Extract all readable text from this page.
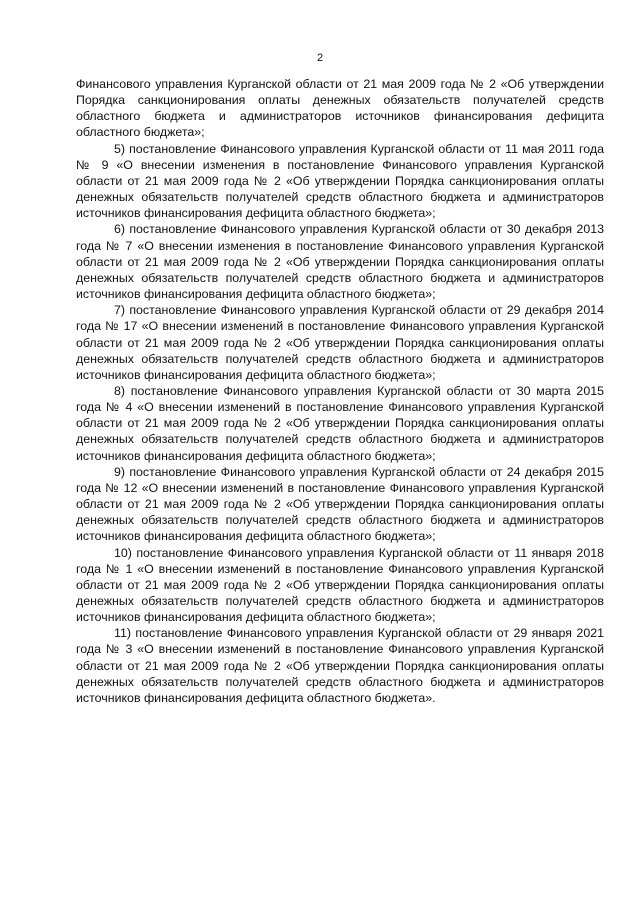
2

Финансового управления Курганской области от 21 мая 2009 года № 2 «Об утверждении Порядка санкционирования оплаты денежных обязательств получателей средств областного бюджета и администраторов источников финансирования дефицита областного бюджета»;

5) постановление Финансового управления Курганской области от 11 мая 2011 года № 9 «О внесении изменения в постановление Финансового управления Курганской области от 21 мая 2009 года № 2 «Об утверждении Порядка санкционирования оплаты денежных обязательств получателей средств областного бюджета и администраторов источников финансирования дефицита областного бюджета»;

6) постановление Финансового управления Курганской области от 30 декабря 2013 года № 7 «О внесении изменения в постановление Финансового управления Курганской области от 21 мая 2009 года № 2 «Об утверждении Порядка санкционирования оплаты денежных обязательств получателей средств областного бюджета и администраторов источников финансирования дефицита областного бюджета»;

7) постановление Финансового управления Курганской области от 29 декабря 2014 года № 17 «О внесении изменений в постановление Финансового управления Курганской области от 21 мая 2009 года № 2 «Об утверждении Порядка санкционирования оплаты денежных обязательств получателей средств областного бюджета и администраторов источников финансирования дефицита областного бюджета»;

8) постановление Финансового управления Курганской области от 30 марта 2015 года № 4 «О внесении изменений в постановление Финансового управления Курганской области от 21 мая 2009 года № 2 «Об утверждении Порядка санкционирования оплаты денежных обязательств получателей средств областного бюджета и администраторов источников финансирования дефицита областного бюджета»;

9) постановление Финансового управления Курганской области от 24 декабря 2015 года № 12 «О внесении изменений в постановление Финансового управления Курганской области от 21 мая 2009 года № 2 «Об утверждении Порядка санкционирования оплаты денежных обязательств получателей средств областного бюджета и администраторов источников финансирования дефицита областного бюджета»;

10) постановление Финансового управления Курганской области от 11 января 2018 года № 1 «О внесении изменений в постановление Финансового управления Курганской области от 21 мая 2009 года № 2 «Об утверждении Порядка санкционирования оплаты денежных обязательств получателей средств областного бюджета и администраторов источников финансирования дефицита областного бюджета»;

11) постановление Финансового управления Курганской области от 29 января 2021 года № 3 «О внесении изменений в постановление Финансового управления Курганской области от 21 мая 2009 года № 2 «Об утверждении Порядка санкционирования оплаты денежных обязательств получателей средств областного бюджета и администраторов источников финансирования дефицита областного бюджета».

Exercise goal:
Output the material word for word, omitting its pictures.

Reply:
Extract all readable text from this page.
2

Финансового управления Курганской области от 21 мая 2009 года № 2 «Об утверждении Порядка санкционирования оплаты денежных обязательств получателей средств областного бюджета и администраторов источников финансирования дефицита областного бюджета»;

5) постановление Финансового управления Курганской области от 11 мая 2011 года № 9 «О внесении изменения в постановление Финансового управления Курганской области от 21 мая 2009 года № 2 «Об утверждении Порядка санкционирования оплаты денежных обязательств получателей средств областного бюджета и администраторов источников финансирования дефицита областного бюджета»;

6) постановление Финансового управления Курганской области от 30 декабря 2013 года № 7 «О внесении изменения в постановление Финансового управления Курганской области от 21 мая 2009 года № 2 «Об утверждении Порядка санкционирования оплаты денежных обязательств получателей средств областного бюджета и администраторов источников финансирования дефицита областного бюджета»;

7) постановление Финансового управления Курганской области от 29 декабря 2014 года № 17 «О внесении изменений в постановление Финансового управления Курганской области от 21 мая 2009 года № 2 «Об утверждении Порядка санкционирования оплаты денежных обязательств получателей средств областного бюджета и администраторов источников финансирования дефицита областного бюджета»;

8) постановление Финансового управления Курганской области от 30 марта 2015 года № 4 «О внесении изменений в постановление Финансового управления Курганской области от 21 мая 2009 года № 2 «Об утверждении Порядка санкционирования оплаты денежных обязательств получателей средств областного бюджета и администраторов источников финансирования дефицита областного бюджета»;

9) постановление Финансового управления Курганской области от 24 декабря 2015 года № 12 «О внесении изменений в постановление Финансового управления Курганской области от 21 мая 2009 года № 2 «Об утверждении Порядка санкционирования оплаты денежных обязательств получателей средств областного бюджета и администраторов источников финансирования дефицита областного бюджета»;

10) постановление Финансового управления Курганской области от 11 января 2018 года № 1 «О внесении изменений в постановление Финансового управления Курганской области от 21 мая 2009 года № 2 «Об утверждении Порядка санкционирования оплаты денежных обязательств получателей средств областного бюджета и администраторов источников финансирования дефицита областного бюджета»;

11) постановление Финансового управления Курганской области от 29 января 2021 года № 3 «О внесении изменений в постановление Финансового управления Курганской области от 21 мая 2009 года № 2 «Об утверждении Порядка санкционирования оплаты денежных обязательств получателей средств областного бюджета и администраторов источников финансирования дефицита областного бюджета».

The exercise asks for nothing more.